你的任务 = 你能从最后一条回帖之后，把下面这段讨论微赞 XSS 漏洞的论坛帖续写下去吗？

页面节选 =
______________________________
有无 dalao 知道昨晚微赞被封用的是哪个插件？

很多混合开发的程序是原生+网页，而网页要与原生部分交互就必须要启用 js，所以是可以被 xss 的。

吓死我了我以为有赞被封了

微赞 xss 不是一次两次了，并且他们的程序员修复 每次都是表层修复，就是你怎么出现的 xss 他就怎么修，从来不会想到别的情况。一个位置可以被重复转义的 x。。别问我为什么。你们懂的。

@smallgoogle 大佬，NB。
______________________________
所给数据 =
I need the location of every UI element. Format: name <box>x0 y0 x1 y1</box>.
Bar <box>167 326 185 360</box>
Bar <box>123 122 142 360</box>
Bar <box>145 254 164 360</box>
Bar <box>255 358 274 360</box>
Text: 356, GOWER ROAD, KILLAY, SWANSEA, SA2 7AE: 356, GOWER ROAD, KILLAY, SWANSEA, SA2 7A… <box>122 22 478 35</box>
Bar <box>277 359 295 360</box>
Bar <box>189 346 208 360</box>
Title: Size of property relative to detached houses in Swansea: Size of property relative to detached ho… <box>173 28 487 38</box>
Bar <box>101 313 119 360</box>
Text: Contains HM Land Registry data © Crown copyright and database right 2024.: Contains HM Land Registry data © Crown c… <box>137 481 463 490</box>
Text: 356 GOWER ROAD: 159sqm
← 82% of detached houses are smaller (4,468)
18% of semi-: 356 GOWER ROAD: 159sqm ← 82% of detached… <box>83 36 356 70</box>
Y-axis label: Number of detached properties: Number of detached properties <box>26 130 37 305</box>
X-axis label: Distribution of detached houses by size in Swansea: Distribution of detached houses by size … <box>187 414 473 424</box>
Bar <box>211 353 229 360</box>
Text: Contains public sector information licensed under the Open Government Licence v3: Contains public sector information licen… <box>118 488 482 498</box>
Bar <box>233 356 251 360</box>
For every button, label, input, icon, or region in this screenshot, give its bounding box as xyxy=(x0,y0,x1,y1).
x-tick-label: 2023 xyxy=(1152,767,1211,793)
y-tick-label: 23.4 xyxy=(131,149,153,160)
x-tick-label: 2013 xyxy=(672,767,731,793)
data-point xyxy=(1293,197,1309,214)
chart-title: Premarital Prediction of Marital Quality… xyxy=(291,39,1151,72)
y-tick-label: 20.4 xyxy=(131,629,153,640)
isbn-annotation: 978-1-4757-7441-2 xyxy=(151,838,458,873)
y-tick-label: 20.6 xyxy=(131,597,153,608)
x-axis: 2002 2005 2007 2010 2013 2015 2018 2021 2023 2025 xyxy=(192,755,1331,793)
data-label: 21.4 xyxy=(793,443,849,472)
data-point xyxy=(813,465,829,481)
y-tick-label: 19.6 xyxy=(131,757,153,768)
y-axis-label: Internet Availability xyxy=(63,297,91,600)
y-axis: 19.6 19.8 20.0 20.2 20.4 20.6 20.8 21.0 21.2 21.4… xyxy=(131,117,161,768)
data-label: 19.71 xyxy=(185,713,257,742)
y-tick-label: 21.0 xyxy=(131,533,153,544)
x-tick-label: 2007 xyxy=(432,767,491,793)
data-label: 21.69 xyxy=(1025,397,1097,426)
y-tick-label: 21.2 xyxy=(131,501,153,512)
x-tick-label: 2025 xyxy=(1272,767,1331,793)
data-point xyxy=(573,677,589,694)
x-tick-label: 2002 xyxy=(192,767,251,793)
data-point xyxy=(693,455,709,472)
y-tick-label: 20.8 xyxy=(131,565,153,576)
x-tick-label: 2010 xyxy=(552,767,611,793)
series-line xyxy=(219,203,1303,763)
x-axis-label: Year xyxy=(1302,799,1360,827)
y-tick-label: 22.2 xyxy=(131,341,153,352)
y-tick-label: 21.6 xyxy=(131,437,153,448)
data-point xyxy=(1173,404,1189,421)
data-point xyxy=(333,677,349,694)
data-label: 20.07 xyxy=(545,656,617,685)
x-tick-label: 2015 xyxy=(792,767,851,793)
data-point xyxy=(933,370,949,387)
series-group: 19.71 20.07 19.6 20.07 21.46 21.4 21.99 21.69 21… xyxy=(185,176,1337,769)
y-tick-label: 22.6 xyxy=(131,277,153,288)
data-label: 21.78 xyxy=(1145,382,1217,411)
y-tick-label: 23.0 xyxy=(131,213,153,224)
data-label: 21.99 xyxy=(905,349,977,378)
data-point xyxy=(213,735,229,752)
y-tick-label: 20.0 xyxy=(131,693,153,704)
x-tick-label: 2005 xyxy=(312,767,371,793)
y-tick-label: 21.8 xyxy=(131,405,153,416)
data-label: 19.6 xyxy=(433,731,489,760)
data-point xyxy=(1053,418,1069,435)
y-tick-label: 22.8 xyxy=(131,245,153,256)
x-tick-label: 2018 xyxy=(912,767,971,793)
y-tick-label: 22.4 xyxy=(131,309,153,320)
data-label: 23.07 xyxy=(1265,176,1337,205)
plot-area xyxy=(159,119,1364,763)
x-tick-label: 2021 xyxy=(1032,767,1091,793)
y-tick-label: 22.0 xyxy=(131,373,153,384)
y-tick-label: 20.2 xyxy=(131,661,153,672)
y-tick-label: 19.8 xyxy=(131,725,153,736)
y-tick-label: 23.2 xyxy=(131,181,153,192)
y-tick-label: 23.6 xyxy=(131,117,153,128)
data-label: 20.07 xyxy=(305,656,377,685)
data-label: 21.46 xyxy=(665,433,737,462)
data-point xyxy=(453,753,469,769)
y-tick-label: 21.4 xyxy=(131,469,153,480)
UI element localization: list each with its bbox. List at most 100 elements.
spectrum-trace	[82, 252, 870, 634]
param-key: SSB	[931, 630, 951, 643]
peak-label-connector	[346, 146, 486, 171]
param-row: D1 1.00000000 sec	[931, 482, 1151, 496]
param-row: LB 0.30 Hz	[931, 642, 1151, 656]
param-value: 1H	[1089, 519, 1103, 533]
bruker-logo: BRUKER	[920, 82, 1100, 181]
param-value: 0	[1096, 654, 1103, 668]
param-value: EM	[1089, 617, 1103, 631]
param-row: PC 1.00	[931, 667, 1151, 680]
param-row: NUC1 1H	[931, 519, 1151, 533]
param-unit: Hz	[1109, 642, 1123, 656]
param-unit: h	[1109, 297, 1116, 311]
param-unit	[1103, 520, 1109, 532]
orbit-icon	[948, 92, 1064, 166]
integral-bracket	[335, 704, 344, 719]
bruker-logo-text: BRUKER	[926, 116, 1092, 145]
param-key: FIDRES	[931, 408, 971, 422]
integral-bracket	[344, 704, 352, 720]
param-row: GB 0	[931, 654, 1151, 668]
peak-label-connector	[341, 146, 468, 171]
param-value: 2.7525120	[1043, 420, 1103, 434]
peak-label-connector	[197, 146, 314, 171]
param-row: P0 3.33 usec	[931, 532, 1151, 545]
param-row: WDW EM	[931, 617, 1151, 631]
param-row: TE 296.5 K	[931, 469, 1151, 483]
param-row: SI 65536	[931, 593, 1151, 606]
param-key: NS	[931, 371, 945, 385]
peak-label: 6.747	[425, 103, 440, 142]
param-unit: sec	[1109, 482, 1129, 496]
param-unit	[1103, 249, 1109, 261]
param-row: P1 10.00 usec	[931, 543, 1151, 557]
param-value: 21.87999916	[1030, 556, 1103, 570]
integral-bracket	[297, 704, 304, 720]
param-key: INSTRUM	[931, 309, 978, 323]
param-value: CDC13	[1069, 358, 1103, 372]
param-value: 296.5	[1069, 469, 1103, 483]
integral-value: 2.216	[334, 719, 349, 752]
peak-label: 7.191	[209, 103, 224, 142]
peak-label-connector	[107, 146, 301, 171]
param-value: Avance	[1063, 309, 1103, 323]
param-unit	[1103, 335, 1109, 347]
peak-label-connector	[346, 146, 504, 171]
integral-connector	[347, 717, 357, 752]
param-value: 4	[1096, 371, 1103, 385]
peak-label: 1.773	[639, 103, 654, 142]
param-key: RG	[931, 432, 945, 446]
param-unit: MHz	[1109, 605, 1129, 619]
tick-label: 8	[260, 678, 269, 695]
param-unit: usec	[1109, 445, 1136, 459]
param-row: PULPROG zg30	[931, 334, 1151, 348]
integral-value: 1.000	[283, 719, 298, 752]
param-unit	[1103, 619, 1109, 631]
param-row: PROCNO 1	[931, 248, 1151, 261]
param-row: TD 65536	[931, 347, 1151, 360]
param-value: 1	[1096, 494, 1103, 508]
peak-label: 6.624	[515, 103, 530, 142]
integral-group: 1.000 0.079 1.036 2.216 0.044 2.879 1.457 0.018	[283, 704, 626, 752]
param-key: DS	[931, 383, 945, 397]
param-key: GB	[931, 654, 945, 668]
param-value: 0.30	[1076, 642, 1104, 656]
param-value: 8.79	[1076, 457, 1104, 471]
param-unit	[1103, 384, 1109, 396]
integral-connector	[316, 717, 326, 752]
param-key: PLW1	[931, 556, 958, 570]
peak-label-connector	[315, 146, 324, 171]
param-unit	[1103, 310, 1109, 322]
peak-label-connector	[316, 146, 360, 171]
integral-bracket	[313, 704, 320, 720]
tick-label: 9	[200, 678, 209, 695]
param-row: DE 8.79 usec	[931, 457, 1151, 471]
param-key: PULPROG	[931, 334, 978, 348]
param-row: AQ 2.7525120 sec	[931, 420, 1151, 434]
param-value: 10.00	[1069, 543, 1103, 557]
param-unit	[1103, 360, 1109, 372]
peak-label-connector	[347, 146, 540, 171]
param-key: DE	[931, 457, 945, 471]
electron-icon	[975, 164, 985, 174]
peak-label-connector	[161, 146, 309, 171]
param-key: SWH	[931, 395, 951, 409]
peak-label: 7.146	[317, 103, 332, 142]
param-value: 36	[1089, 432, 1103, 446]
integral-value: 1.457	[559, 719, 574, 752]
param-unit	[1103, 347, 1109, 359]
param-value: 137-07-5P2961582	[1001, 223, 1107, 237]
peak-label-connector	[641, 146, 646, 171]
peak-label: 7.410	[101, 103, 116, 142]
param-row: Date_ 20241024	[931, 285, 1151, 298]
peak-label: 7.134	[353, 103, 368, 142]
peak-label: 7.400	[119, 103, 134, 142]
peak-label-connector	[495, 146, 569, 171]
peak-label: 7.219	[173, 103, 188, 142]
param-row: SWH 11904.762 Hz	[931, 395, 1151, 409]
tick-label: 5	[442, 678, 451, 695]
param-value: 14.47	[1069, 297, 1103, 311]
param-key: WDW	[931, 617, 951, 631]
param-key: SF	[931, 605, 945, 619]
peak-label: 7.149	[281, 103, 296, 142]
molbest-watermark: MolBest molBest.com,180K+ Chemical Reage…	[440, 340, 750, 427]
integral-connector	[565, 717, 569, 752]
______________________________
练习输出 =
@b821025551b 我遇见过的 XSS 问题，入口除了 URL 带参或存入库的内容外，就没了，也想不到还有什么方法可以这样大规模注入。如果是通过 html+js 与原生交互所产生的“漏洞”，那知道这洞的人应该很熟悉源码吧，而且退一步说这也不是第三方插件的问题啊~

6

@smallgoogle 难不成还真的有原生+htmljs 混合做大项目的？ url 带参注入还可以理解一下，如果是让用户填写 html 内容的话不应该严格过滤 html 码？未进去过他们的直播室不知道有啥功能，也不是很懂有什么办法可以做到这样大规模的注入（纯属求学 doge ）

@raysonlu 有些是转储型的 xss 比如昵称 签名这些。没过滤完整就会被触发。url 参数这些属于很低级的 xss 一般 chrome 浏览器本来就有防 xss 的机制 很低级的 xss 代码 会被 chrome 拦截掉。